- _OBJECTIVE_: Copy every line of the data in which the word "Gust" occurs.

** START EXERCISE DATA **

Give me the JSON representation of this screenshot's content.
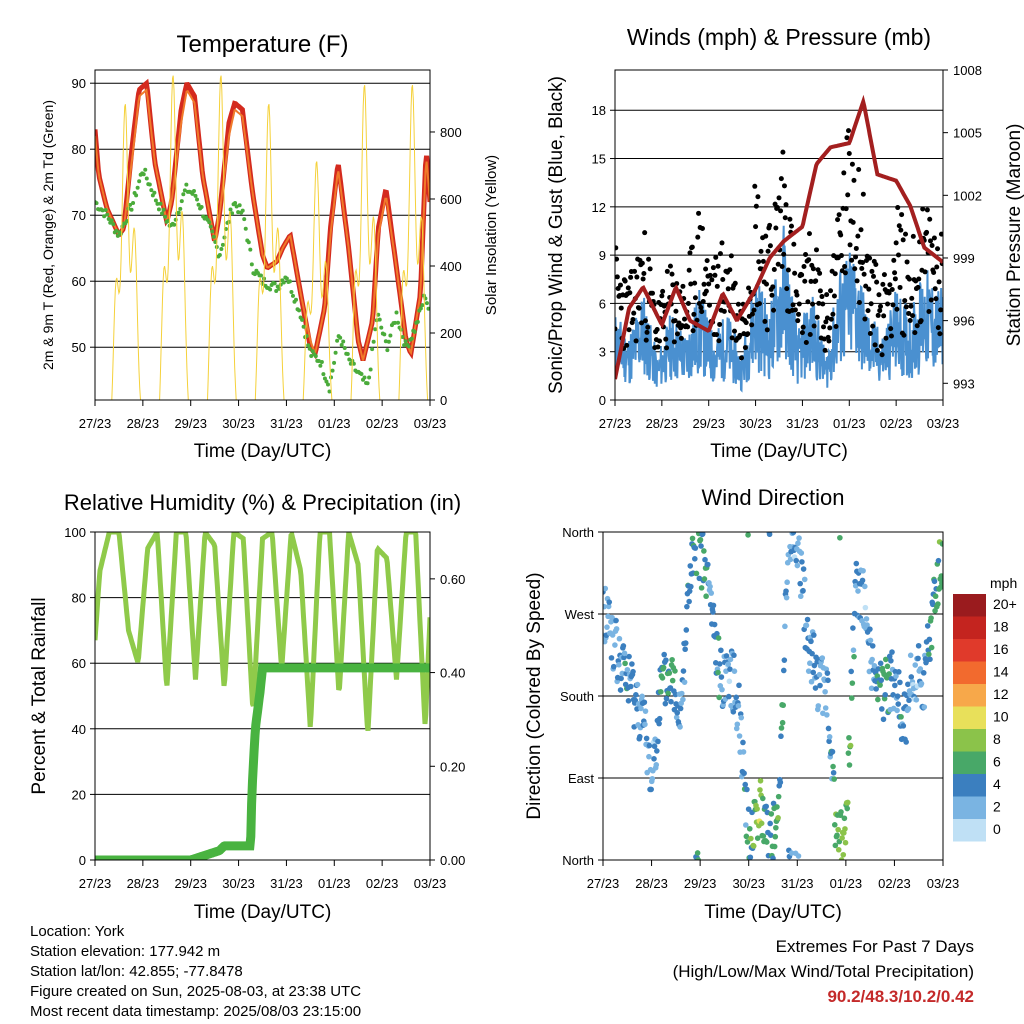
{
  "chart_data": [
    {
      "type": "line",
      "title": "Temperature (F)",
      "xlabel": "Time (Day/UTC)",
      "ylabel": "2m & 9m T (Red, Orange) & 2m Td (Green)",
      "ylabel_right": "Solar Insolation (Yellow)",
      "x_ticks": [
        "27/23",
        "28/23",
        "29/23",
        "30/23",
        "31/23",
        "01/23",
        "02/23",
        "03/23"
      ],
      "ylim": [
        42,
        92
      ],
      "y_ticks": [
        50,
        60,
        70,
        80,
        90
      ],
      "ylim_right": [
        0,
        985
      ],
      "y_ticks_right": [
        0,
        200,
        400,
        600,
        800
      ],
      "grid": true,
      "series": [
        {
          "name": "2m T",
          "color": "#d42a1e",
          "day": [
            0,
            0.08,
            0.25,
            0.5,
            0.6,
            0.8,
            0.92,
            1.08,
            1.25,
            1.5,
            1.6,
            1.8,
            1.92,
            2.08,
            2.25,
            2.5,
            2.6,
            2.8,
            2.92,
            3.08,
            3.3,
            3.5,
            3.6,
            3.8,
            3.92,
            4.08,
            4.3,
            4.5,
            4.6,
            4.8,
            4.92,
            5.08,
            5.3,
            5.5,
            5.6,
            5.8,
            5.92,
            6.08,
            6.3,
            6.5,
            6.6,
            6.8,
            6.92,
            7.0
          ],
          "values": [
            83,
            76,
            71,
            67,
            68,
            82,
            89,
            90,
            78,
            69,
            72,
            86,
            90,
            88,
            76,
            66,
            70,
            84,
            87,
            86,
            73,
            64,
            62,
            63,
            65,
            67,
            58,
            50,
            49,
            56,
            68,
            78,
            65,
            51,
            48,
            54,
            68,
            74,
            62,
            51,
            49,
            58,
            80,
            72
          ]
        },
        {
          "name": "9m T",
          "color": "#f07a2a",
          "day": [
            0,
            0.08,
            0.25,
            0.5,
            0.6,
            0.8,
            0.92,
            1.08,
            1.25,
            1.5,
            1.6,
            1.8,
            1.92,
            2.08,
            2.25,
            2.5,
            2.6,
            2.8,
            2.92,
            3.08,
            3.3,
            3.5,
            3.6,
            3.8,
            3.92,
            4.08,
            4.3,
            4.5,
            4.6,
            4.8,
            4.92,
            5.08,
            5.3,
            5.5,
            5.6,
            5.8,
            5.92,
            6.08,
            6.3,
            6.5,
            6.6,
            6.8,
            6.92,
            7.0
          ],
          "values": [
            82,
            76,
            71,
            67,
            68,
            80,
            88,
            89,
            78,
            69,
            72,
            84,
            89,
            87,
            76,
            66,
            70,
            82,
            86,
            85,
            73,
            64,
            62,
            63,
            65,
            67,
            58,
            51,
            49,
            56,
            67,
            77,
            65,
            51,
            48,
            54,
            67,
            73,
            62,
            51,
            49,
            58,
            79,
            72
          ]
        },
        {
          "name": "2m Td",
          "color": "#4aab3a",
          "day": [
            0,
            0.25,
            0.5,
            0.8,
            1.0,
            1.3,
            1.6,
            1.9,
            2.1,
            2.4,
            2.6,
            2.9,
            3.1,
            3.3,
            3.5,
            3.8,
            4.0,
            4.3,
            4.5,
            4.7,
            4.9,
            5.1,
            5.3,
            5.5,
            5.7,
            5.9,
            6.1,
            6.3,
            6.5,
            6.7,
            6.9,
            7.0
          ],
          "values": [
            72,
            70,
            67,
            72,
            77,
            72,
            68,
            74,
            73,
            68,
            64,
            72,
            70,
            62,
            60,
            59,
            61,
            55,
            49,
            48,
            44,
            52,
            48,
            46,
            44,
            55,
            50,
            55,
            50,
            53,
            58,
            55
          ]
        },
        {
          "name": "Solar Insolation",
          "color": "#f5d13a",
          "axis": "right",
          "day": [
            0.35,
            0.55,
            0.75,
            0.95,
            1.35,
            1.55,
            1.75,
            1.95,
            2.35,
            2.55,
            2.75,
            2.95,
            3.35,
            3.55,
            3.75,
            3.95,
            4.35,
            4.55,
            4.75,
            4.95,
            5.35,
            5.55,
            5.75,
            5.95,
            6.35,
            6.55,
            6.75,
            6.95
          ],
          "values": [
            0,
            700,
            850,
            0,
            0,
            800,
            900,
            0,
            0,
            820,
            880,
            0,
            0,
            750,
            800,
            0,
            0,
            600,
            650,
            0,
            0,
            950,
            700,
            0,
            0,
            800,
            850,
            0
          ]
        }
      ]
    },
    {
      "type": "scatter",
      "title": "Winds (mph) & Pressure (mb)",
      "xlabel": "Time (Day/UTC)",
      "ylabel": "Sonic/Prop Wind & Gust (Blue, Black)",
      "ylabel_right": "Station Pressure (Maroon)",
      "x_ticks": [
        "27/23",
        "28/23",
        "29/23",
        "30/23",
        "31/23",
        "01/23",
        "02/23",
        "03/23"
      ],
      "ylim": [
        0,
        20.5
      ],
      "y_ticks": [
        0,
        3,
        6,
        9,
        12,
        15,
        18
      ],
      "ylim_right": [
        992.2,
        1008.0
      ],
      "y_ticks_right": [
        993,
        996,
        999,
        1002,
        1005,
        1008
      ],
      "grid": true,
      "series": [
        {
          "name": "Wind",
          "color": "#4a90d0",
          "day": [
            0,
            0.3,
            0.6,
            0.9,
            1.2,
            1.5,
            1.8,
            2.1,
            2.4,
            2.7,
            3.0,
            3.3,
            3.6,
            3.9,
            4.2,
            4.5,
            4.8,
            5.1,
            5.4,
            5.7,
            6.0,
            6.3,
            6.6,
            6.9
          ],
          "values": [
            4,
            3,
            5,
            2,
            4,
            3,
            5,
            3,
            4,
            2,
            6,
            4,
            8,
            3,
            5,
            2,
            6,
            7,
            4,
            3,
            5,
            4,
            6,
            5
          ]
        },
        {
          "name": "Gust",
          "color": "#000000",
          "day": [
            0,
            0.3,
            0.6,
            0.9,
            1.2,
            1.5,
            1.8,
            2.1,
            2.4,
            2.7,
            3.0,
            3.3,
            3.6,
            3.9,
            4.2,
            4.5,
            4.8,
            5.1,
            5.4,
            5.7,
            6.0,
            6.3,
            6.6,
            6.9
          ],
          "values": [
            8,
            6,
            9,
            5,
            7,
            6,
            10,
            7,
            9,
            5,
            12,
            9,
            14,
            6,
            9,
            5,
            11,
            16,
            8,
            6,
            10,
            8,
            10,
            9
          ]
        },
        {
          "name": "Pressure",
          "color": "#a31f1f",
          "axis": "right",
          "day": [
            0,
            0.3,
            0.6,
            1.0,
            1.3,
            1.6,
            2.0,
            2.3,
            2.6,
            3.0,
            3.3,
            3.6,
            4.0,
            4.3,
            4.6,
            5.0,
            5.3,
            5.6,
            6.0,
            6.3,
            6.6,
            7.0
          ],
          "values": [
            993.2,
            996.6,
            997.6,
            995.8,
            997.6,
            996.0,
            995.5,
            997.3,
            996.0,
            997.5,
            999.0,
            999.8,
            1000.5,
            1003.5,
            1004.3,
            1004.5,
            1006.5,
            1003.0,
            1002.7,
            1001.5,
            999.5,
            998.8
          ]
        }
      ]
    },
    {
      "type": "line",
      "title": "Relative Humidity (%) & Precipitation (in)",
      "xlabel": "Time (Day/UTC)",
      "ylabel": "Percent & Total Rainfall",
      "x_ticks": [
        "27/23",
        "28/23",
        "29/23",
        "30/23",
        "31/23",
        "01/23",
        "02/23",
        "03/23"
      ],
      "ylim": [
        0,
        100
      ],
      "y_ticks": [
        0,
        20,
        40,
        60,
        80,
        100
      ],
      "ylim_right": [
        0,
        0.7
      ],
      "y_ticks_right": [
        "0.00",
        "0.20",
        "0.40",
        "0.60"
      ],
      "grid": true,
      "series": [
        {
          "name": "RH",
          "color": "#8fca4a",
          "day": [
            0,
            0.1,
            0.3,
            0.5,
            0.7,
            0.9,
            1.1,
            1.3,
            1.5,
            1.7,
            1.9,
            2.1,
            2.3,
            2.5,
            2.7,
            2.9,
            3.1,
            3.3,
            3.5,
            3.7,
            3.9,
            4.1,
            4.3,
            4.5,
            4.7,
            4.9,
            5.1,
            5.3,
            5.5,
            5.7,
            5.9,
            6.1,
            6.3,
            6.5,
            6.7,
            6.9,
            7.0
          ],
          "values": [
            67,
            88,
            100,
            100,
            70,
            60,
            95,
            100,
            52,
            100,
            100,
            55,
            100,
            96,
            52,
            100,
            98,
            45,
            98,
            100,
            58,
            100,
            88,
            40,
            100,
            100,
            50,
            100,
            90,
            38,
            95,
            92,
            55,
            100,
            100,
            40,
            74
          ]
        },
        {
          "name": "Precipitation",
          "color": "#49b340",
          "axis": "right",
          "day": [
            0,
            2.0,
            2.6,
            2.7,
            3.0,
            3.25,
            3.28,
            3.35,
            3.45,
            3.5,
            7.0
          ],
          "values": [
            0.0,
            0.0,
            0.02,
            0.03,
            0.03,
            0.03,
            0.15,
            0.28,
            0.36,
            0.41,
            0.41
          ]
        }
      ]
    },
    {
      "type": "scatter",
      "title": "Wind Direction",
      "xlabel": "Time (Day/UTC)",
      "ylabel": "Direction (Colored By Speed)",
      "x_ticks": [
        "27/23",
        "28/23",
        "29/23",
        "30/23",
        "31/23",
        "01/23",
        "02/23",
        "03/23"
      ],
      "ylim": [
        0,
        360
      ],
      "y_ticks": [
        "North",
        "East",
        "South",
        "West",
        "North"
      ],
      "y_tick_values": [
        0,
        90,
        180,
        270,
        360
      ],
      "grid": true,
      "colorbar": {
        "unit": "mph",
        "labels": [
          "20+",
          "18",
          "16",
          "14",
          "12",
          "10",
          "8",
          "6",
          "4",
          "2",
          "0"
        ],
        "colors": [
          "#9a1b1e",
          "#c4241f",
          "#e03a2b",
          "#f26a2e",
          "#f7a84a",
          "#e8e05a",
          "#8bc34a",
          "#48a868",
          "#3b7fbf",
          "#7ab4e2",
          "#bfe0f5"
        ]
      },
      "series": [
        {
          "name": "Direction",
          "day": [
            0.1,
            0.3,
            0.5,
            0.8,
            1.0,
            1.2,
            1.4,
            1.6,
            1.8,
            2.0,
            2.2,
            2.4,
            2.6,
            2.8,
            3.0,
            3.2,
            3.4,
            3.6,
            3.8,
            4.0,
            4.2,
            4.4,
            4.6,
            4.8,
            5.0,
            5.2,
            5.4,
            5.6,
            5.8,
            6.0,
            6.2,
            6.4,
            6.6,
            6.8,
            6.95
          ],
          "values": [
            270,
            220,
            200,
            160,
            90,
            190,
            200,
            170,
            320,
            340,
            290,
            200,
            210,
            170,
            20,
            60,
            30,
            30,
            340,
            350,
            250,
            200,
            190,
            30,
            20,
            300,
            280,
            180,
            190,
            200,
            150,
            210,
            190,
            280,
            320
          ],
          "speed": [
            2,
            3,
            4,
            3,
            2,
            4,
            5,
            3,
            4,
            6,
            3,
            4,
            2,
            3,
            5,
            8,
            4,
            6,
            3,
            2,
            4,
            3,
            2,
            6,
            8,
            3,
            2,
            4,
            6,
            3,
            4,
            2,
            3,
            5,
            6
          ]
        }
      ]
    }
  ],
  "info": {
    "location": "Location: York",
    "elevation": "Station elevation: 177.942 m",
    "latlon": "Station lat/lon: 42.855; -77.8478",
    "created": "Figure created on Sun, 2025-08-03, at 23:38 UTC",
    "recent": "Most recent data timestamp: 2025/08/03 23:15:00"
  },
  "extremes": {
    "line1": "Extremes For Past 7 Days",
    "line2": "(High/Low/Max Wind/Total Precipitation)",
    "values": "90.2/48.3/10.2/0.42"
  }
}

** END EXERCISE DATA **

- _FINAL RESULT_:
      "ylabel": "Sonic/Prop Wind & Gust (Blue, Black)",
          "name": "Gust",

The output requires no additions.